**Stored entries:**
● ● ●

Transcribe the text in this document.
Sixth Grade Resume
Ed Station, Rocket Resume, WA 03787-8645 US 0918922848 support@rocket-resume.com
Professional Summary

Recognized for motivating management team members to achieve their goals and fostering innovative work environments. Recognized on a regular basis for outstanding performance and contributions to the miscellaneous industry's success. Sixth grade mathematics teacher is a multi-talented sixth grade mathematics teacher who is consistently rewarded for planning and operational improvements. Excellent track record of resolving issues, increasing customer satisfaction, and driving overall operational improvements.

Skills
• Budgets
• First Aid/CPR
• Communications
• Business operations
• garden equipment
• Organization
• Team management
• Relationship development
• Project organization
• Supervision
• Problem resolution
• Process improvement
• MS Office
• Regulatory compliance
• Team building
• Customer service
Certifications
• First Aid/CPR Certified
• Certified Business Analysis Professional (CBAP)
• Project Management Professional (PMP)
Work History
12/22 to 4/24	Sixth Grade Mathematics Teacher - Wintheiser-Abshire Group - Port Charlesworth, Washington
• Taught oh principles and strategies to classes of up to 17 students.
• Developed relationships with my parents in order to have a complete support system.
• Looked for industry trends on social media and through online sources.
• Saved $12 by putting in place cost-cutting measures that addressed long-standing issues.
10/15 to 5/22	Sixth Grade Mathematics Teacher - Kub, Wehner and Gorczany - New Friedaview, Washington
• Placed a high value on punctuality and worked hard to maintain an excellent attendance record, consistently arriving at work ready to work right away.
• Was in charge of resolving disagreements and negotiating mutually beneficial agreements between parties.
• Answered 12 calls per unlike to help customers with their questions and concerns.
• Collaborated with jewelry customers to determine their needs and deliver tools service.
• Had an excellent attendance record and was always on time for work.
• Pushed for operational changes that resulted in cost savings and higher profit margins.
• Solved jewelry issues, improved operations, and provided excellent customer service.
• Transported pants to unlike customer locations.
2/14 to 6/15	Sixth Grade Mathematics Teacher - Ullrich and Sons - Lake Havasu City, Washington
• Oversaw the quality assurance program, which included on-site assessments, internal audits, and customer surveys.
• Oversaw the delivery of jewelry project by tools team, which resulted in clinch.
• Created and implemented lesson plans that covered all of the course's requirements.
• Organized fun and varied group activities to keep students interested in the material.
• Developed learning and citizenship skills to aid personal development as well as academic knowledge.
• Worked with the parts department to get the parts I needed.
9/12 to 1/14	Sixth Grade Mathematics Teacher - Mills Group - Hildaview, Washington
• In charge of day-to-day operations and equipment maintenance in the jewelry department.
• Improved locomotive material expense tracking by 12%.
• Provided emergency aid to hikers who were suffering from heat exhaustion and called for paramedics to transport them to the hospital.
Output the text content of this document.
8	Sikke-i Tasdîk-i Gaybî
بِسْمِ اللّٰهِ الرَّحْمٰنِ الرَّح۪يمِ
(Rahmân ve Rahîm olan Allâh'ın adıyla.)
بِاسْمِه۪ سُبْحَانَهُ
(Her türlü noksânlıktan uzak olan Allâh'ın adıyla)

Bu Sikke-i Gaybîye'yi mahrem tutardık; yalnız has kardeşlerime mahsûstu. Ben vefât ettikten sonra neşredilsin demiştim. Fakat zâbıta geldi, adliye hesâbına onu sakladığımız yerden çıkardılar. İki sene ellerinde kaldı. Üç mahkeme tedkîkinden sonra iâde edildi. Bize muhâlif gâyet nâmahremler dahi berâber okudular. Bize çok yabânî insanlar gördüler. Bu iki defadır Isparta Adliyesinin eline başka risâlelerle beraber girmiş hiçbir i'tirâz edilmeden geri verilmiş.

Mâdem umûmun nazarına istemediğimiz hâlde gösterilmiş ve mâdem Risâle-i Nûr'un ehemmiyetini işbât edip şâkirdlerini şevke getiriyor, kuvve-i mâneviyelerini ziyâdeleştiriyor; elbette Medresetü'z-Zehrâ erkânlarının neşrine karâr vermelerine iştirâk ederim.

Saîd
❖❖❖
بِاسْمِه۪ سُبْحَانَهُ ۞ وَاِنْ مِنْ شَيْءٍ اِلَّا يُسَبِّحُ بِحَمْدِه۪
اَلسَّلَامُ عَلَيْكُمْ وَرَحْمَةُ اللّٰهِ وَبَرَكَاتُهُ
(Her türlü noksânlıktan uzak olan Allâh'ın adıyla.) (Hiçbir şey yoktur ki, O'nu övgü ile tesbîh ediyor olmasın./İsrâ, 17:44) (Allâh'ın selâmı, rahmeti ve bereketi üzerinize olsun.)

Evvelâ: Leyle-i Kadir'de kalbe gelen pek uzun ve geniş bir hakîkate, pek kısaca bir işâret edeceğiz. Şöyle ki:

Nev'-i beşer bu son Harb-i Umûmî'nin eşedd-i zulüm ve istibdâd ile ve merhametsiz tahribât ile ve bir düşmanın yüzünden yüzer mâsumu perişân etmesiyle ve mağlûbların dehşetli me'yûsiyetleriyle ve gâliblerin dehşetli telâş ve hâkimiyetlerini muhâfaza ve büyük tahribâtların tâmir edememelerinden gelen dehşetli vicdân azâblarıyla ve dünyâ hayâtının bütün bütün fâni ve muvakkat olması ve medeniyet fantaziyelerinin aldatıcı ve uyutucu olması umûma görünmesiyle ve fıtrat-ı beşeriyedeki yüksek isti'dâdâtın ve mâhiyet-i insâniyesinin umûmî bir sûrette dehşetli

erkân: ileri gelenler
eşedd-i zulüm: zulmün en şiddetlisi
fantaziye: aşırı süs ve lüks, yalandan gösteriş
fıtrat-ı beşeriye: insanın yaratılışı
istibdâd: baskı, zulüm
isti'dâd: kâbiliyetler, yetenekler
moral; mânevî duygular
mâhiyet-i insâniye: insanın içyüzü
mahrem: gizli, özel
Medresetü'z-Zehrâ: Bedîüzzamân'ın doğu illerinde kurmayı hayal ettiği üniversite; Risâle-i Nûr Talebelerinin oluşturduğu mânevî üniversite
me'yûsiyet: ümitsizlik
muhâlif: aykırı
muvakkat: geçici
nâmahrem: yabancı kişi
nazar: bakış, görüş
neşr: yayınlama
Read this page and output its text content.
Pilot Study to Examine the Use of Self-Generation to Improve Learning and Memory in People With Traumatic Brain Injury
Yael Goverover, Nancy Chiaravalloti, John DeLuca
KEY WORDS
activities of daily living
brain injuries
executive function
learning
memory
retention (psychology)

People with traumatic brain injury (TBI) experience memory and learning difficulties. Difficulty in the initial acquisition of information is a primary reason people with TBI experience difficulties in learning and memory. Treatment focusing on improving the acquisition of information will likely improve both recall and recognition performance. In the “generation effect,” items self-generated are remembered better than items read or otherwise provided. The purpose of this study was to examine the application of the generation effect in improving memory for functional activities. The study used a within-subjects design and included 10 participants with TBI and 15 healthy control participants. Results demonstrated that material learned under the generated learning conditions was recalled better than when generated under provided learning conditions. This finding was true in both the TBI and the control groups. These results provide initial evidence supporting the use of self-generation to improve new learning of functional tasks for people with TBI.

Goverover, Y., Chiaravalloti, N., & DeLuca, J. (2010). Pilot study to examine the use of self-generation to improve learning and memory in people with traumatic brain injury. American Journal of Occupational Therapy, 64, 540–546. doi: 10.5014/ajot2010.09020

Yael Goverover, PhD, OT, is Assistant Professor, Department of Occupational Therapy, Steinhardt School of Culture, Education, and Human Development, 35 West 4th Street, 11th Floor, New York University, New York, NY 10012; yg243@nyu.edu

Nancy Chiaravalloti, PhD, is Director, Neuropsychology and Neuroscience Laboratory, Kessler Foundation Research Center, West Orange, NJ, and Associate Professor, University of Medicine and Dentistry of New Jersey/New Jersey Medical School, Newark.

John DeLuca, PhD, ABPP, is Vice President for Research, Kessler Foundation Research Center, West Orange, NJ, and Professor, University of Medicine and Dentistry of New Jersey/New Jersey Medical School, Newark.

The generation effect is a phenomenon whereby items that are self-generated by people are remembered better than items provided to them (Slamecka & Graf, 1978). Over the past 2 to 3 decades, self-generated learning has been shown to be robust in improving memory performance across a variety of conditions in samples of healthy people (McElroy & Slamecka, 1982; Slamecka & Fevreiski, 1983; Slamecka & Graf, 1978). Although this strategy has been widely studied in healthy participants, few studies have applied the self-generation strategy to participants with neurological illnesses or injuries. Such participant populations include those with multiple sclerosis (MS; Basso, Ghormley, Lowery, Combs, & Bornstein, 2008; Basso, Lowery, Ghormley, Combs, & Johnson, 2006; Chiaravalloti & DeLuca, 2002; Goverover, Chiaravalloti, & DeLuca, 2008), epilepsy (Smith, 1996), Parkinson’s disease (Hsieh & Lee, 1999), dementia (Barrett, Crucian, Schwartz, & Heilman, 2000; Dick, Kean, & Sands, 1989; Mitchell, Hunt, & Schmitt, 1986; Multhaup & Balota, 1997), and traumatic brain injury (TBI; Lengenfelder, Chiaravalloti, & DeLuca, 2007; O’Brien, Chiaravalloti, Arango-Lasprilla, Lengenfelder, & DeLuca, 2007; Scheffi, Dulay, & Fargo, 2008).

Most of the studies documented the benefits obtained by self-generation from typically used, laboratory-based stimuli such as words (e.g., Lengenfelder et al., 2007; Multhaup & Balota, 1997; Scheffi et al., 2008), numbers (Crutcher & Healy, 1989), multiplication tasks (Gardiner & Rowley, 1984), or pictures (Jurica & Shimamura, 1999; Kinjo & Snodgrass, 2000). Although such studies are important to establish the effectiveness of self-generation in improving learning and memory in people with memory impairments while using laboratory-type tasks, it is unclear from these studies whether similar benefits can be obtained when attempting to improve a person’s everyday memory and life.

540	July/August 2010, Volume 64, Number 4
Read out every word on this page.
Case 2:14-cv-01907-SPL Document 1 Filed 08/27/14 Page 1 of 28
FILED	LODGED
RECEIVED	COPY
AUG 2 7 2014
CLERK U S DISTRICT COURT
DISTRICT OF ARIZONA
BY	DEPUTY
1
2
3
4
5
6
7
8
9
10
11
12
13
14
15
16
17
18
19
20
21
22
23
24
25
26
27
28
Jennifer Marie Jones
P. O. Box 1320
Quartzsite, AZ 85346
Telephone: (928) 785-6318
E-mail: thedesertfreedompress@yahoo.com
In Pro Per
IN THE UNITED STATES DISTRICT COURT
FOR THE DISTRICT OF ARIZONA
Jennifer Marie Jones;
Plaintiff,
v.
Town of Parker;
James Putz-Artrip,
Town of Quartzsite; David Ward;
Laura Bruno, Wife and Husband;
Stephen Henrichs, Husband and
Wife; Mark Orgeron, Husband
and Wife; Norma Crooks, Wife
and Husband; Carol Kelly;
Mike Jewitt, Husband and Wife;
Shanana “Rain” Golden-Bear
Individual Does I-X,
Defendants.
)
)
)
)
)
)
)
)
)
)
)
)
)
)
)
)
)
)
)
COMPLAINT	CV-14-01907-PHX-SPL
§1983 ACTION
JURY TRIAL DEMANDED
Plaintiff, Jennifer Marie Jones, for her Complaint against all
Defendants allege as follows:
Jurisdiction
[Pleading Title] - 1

● ● ●

**STATED EXERCISE:** In the entries above, locate every line with the word "Defendants" and copy it.

**SOLUTION:**
Defendants.
Defendants allege as follows:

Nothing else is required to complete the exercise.